Each line that contains the word "Europe" counts once; give the total for the records below and nothing else.
________
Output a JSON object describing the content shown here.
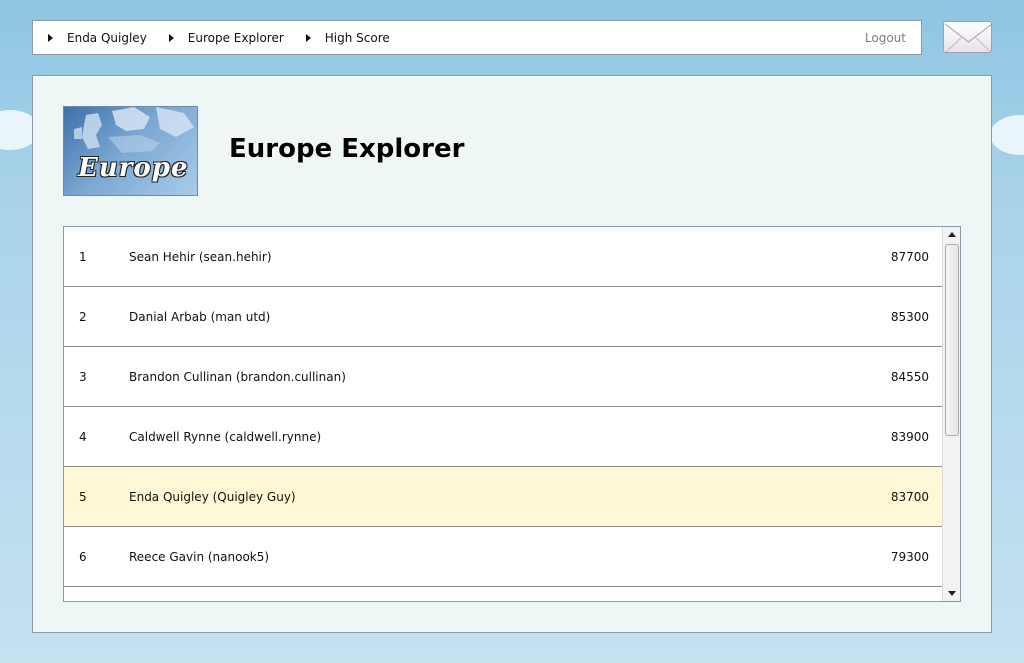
{
  "breadcrumb": [
    {
      "label": "Enda Quigley"
    },
    {
      "label": "Europe Explorer"
    },
    {
      "label": "High Score"
    }
  ],
  "logout_label": "Logout",
  "page": {
    "title": "Europe Explorer",
    "logo_text": "Europe"
  },
  "scores": [
    {
      "rank": "1",
      "name": "Sean Hehir (sean.hehir)",
      "score": "87700"
    },
    {
      "rank": "2",
      "name": "Danial Arbab (man utd)",
      "score": "85300"
    },
    {
      "rank": "3",
      "name": "Brandon Cullinan (brandon.cullinan)",
      "score": "84550"
    },
    {
      "rank": "4",
      "name": "Caldwell Rynne (caldwell.rynne)",
      "score": "83900"
    },
    {
      "rank": "5",
      "name": "Enda Quigley (Quigley Guy)",
      "score": "83700"
    },
    {
      "rank": "6",
      "name": "Reece Gavin (nanook5)",
      "score": "79300"
    },
    {
      "rank": "",
      "name": "",
      "score": ""
    }
  ],
  "icons": {
    "breadcrumb_separator": "triangle-right-icon",
    "mail": "mail-envelope-icon",
    "scroll_up": "chevron-up-icon",
    "scroll_down": "chevron-down-icon"
  },
  "colors": {
    "highlight_row": "#fff8d6",
    "panel_bg": "#eef6f6",
    "sky": "#8ec5e2"
  }
}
________
## [Correct answer]
3